> [Records that describe figures]:
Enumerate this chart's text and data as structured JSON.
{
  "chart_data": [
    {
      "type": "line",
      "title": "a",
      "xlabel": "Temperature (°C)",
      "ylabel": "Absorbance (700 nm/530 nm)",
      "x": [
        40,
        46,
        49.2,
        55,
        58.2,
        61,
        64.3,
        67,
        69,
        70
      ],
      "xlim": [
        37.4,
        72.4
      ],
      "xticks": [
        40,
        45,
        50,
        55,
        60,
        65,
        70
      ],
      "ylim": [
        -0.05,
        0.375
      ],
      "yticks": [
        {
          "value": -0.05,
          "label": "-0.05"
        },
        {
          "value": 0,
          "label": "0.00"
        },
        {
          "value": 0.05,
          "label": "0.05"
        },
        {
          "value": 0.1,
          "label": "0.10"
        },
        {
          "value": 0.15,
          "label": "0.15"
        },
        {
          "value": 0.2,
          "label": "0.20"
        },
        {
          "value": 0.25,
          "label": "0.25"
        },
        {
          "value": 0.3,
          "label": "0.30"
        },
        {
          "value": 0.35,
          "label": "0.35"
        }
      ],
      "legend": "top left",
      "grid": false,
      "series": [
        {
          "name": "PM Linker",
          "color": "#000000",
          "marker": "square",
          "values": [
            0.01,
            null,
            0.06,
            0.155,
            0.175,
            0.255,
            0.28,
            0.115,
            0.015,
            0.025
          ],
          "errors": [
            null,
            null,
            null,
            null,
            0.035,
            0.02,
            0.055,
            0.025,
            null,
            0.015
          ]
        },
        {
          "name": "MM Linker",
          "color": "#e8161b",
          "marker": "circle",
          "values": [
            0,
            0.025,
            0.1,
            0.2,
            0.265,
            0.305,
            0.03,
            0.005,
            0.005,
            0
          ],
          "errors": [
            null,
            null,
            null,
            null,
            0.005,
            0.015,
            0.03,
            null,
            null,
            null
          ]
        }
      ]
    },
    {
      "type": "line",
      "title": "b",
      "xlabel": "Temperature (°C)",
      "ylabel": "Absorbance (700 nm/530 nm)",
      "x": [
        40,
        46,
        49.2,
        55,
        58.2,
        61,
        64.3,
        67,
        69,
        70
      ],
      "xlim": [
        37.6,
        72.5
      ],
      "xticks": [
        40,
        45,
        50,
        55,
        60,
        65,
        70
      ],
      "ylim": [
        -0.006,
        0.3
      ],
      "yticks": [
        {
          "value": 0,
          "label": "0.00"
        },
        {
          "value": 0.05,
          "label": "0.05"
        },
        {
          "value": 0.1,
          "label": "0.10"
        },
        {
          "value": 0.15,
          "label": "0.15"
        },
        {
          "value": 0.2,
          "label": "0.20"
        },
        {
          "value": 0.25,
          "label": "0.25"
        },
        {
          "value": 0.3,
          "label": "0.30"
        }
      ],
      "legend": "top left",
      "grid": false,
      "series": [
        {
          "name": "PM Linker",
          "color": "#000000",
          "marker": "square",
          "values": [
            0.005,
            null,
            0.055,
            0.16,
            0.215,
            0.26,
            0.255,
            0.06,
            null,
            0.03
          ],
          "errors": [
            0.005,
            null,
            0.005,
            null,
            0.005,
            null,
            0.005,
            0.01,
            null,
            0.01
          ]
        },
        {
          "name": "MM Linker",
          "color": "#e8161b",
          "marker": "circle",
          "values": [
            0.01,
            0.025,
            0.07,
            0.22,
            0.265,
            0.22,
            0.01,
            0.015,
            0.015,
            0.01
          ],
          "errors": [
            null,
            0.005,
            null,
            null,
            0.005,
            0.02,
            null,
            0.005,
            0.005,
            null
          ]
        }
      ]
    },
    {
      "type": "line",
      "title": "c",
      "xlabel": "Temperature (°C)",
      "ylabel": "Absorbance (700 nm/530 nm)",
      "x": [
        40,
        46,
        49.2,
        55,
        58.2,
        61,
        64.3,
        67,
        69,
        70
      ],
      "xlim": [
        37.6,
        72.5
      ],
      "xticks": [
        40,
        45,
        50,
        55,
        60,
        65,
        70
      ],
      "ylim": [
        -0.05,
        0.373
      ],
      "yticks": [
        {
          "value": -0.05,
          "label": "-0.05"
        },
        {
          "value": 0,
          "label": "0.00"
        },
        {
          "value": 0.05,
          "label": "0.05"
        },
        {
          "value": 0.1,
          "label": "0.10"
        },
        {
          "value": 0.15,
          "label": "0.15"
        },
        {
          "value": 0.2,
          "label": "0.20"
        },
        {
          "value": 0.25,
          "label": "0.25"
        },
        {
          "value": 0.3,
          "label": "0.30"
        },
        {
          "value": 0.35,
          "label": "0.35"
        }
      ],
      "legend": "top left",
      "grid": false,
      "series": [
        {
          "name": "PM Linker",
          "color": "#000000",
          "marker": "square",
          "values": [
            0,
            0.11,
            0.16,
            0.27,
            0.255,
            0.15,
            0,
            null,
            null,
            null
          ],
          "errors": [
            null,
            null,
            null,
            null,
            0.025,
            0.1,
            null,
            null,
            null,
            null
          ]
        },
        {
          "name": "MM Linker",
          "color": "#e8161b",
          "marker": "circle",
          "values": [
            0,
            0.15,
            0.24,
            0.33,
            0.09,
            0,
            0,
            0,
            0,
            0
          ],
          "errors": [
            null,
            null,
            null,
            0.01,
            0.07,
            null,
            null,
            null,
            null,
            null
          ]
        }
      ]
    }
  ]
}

> [Task to complete]: Transcribe every line of the data, exactly as it stands.

> [Problem solution]:
Enumerate this chart's text and data as structured JSON.
{
  "chart_data": [
    {
      "type": "line",
      "title": "a",
      "xlabel": "Temperature (°C)",
      "ylabel": "Absorbance (700 nm/530 nm)",
      "x": [
        40,
        46,
        49.2,
        55,
        58.2,
        61,
        64.3,
        67,
        69,
        70
      ],
      "xlim": [
        37.4,
        72.4
      ],
      "xticks": [
        40,
        45,
        50,
        55,
        60,
        65,
        70
      ],
      "ylim": [
        -0.05,
        0.375
      ],
      "yticks": [
        {
          "value": -0.05,
          "label": "-0.05"
        },
        {
          "value": 0,
          "label": "0.00"
        },
        {
          "value": 0.05,
          "label": "0.05"
        },
        {
          "value": 0.1,
          "label": "0.10"
        },
        {
          "value": 0.15,
          "label": "0.15"
        },
        {
          "value": 0.2,
          "label": "0.20"
        },
        {
          "value": 0.25,
          "label": "0.25"
        },
        {
          "value": 0.3,
          "label": "0.30"
        },
        {
          "value": 0.35,
          "label": "0.35"
        }
      ],
      "legend": "top left",
      "grid": false,
      "series": [
        {
          "name": "PM Linker",
          "color": "#000000",
          "marker": "square",
          "values": [
            0.01,
            null,
            0.06,
            0.155,
            0.175,
            0.255,
            0.28,
            0.115,
            0.015,
            0.025
          ],
          "errors": [
            null,
            null,
            null,
            null,
            0.035,
            0.02,
            0.055,
            0.025,
            null,
            0.015
          ]
        },
        {
          "name": "MM Linker",
          "color": "#e8161b",
          "marker": "circle",
          "values": [
            0,
            0.025,
            0.1,
            0.2,
            0.265,
            0.305,
            0.03,
            0.005,
            0.005,
            0
          ],
          "errors": [
            null,
            null,
            null,
            null,
            0.005,
            0.015,
            0.03,
            null,
            null,
            null
          ]
        }
      ]
    },
    {
      "type": "line",
      "title": "b",
      "xlabel": "Temperature (°C)",
      "ylabel": "Absorbance (700 nm/530 nm)",
      "x": [
        40,
        46,
        49.2,
        55,
        58.2,
        61,
        64.3,
        67,
        69,
        70
      ],
      "xlim": [
        37.6,
        72.5
      ],
      "xticks": [
        40,
        45,
        50,
        55,
        60,
        65,
        70
      ],
      "ylim": [
        -0.006,
        0.3
      ],
      "yticks": [
        {
          "value": 0,
          "label": "0.00"
        },
        {
          "value": 0.05,
          "label": "0.05"
        },
        {
          "value": 0.1,
          "label": "0.10"
        },
        {
          "value": 0.15,
          "label": "0.15"
        },
        {
          "value": 0.2,
          "label": "0.20"
        },
        {
          "value": 0.25,
          "label": "0.25"
        },
        {
          "value": 0.3,
          "label": "0.30"
        }
      ],
      "legend": "top left",
      "grid": false,
      "series": [
        {
          "name": "PM Linker",
          "color": "#000000",
          "marker": "square",
          "values": [
            0.005,
            null,
            0.055,
            0.16,
            0.215,
            0.26,
            0.255,
            0.06,
            null,
            0.03
          ],
          "errors": [
            0.005,
            null,
            0.005,
            null,
            0.005,
            null,
            0.005,
            0.01,
            null,
            0.01
          ]
        },
        {
          "name": "MM Linker",
          "color": "#e8161b",
          "marker": "circle",
          "values": [
            0.01,
            0.025,
            0.07,
            0.22,
            0.265,
            0.22,
            0.01,
            0.015,
            0.015,
            0.01
          ],
          "errors": [
            null,
            0.005,
            null,
            null,
            0.005,
            0.02,
            null,
            0.005,
            0.005,
            null
          ]
        }
      ]
    },
    {
      "type": "line",
      "title": "c",
      "xlabel": "Temperature (°C)",
      "ylabel": "Absorbance (700 nm/530 nm)",
      "x": [
        40,
        46,
        49.2,
        55,
        58.2,
        61,
        64.3,
        67,
        69,
        70
      ],
      "xlim": [
        37.6,
        72.5
      ],
      "xticks": [
        40,
        45,
        50,
        55,
        60,
        65,
        70
      ],
      "ylim": [
        -0.05,
        0.373
      ],
      "yticks": [
        {
          "value": -0.05,
          "label": "-0.05"
        },
        {
          "value": 0,
          "label": "0.00"
        },
        {
          "value": 0.05,
          "label": "0.05"
        },
        {
          "value": 0.1,
          "label": "0.10"
        },
        {
          "value": 0.15,
          "label": "0.15"
        },
        {
          "value": 0.2,
          "label": "0.20"
        },
        {
          "value": 0.25,
          "label": "0.25"
        },
        {
          "value": 0.3,
          "label": "0.30"
        },
        {
          "value": 0.35,
          "label": "0.35"
        }
      ],
      "legend": "top left",
      "grid": false,
      "series": [
        {
          "name": "PM Linker",
          "color": "#000000",
          "marker": "square",
          "values": [
            0,
            0.11,
            0.16,
            0.27,
            0.255,
            0.15,
            0,
            null,
            null,
            null
          ],
          "errors": [
            null,
            null,
            null,
            null,
            0.025,
            0.1,
            null,
            null,
            null,
            null
          ]
        },
        {
          "name": "MM Linker",
          "color": "#e8161b",
          "marker": "circle",
          "values": [
            0,
            0.15,
            0.24,
            0.33,
            0.09,
            0,
            0,
            0,
            0,
            0
          ],
          "errors": [
            null,
            null,
            null,
            0.01,
            0.07,
            null,
            null,
            null,
            null,
            null
          ]
        }
      ]
    }
  ]
}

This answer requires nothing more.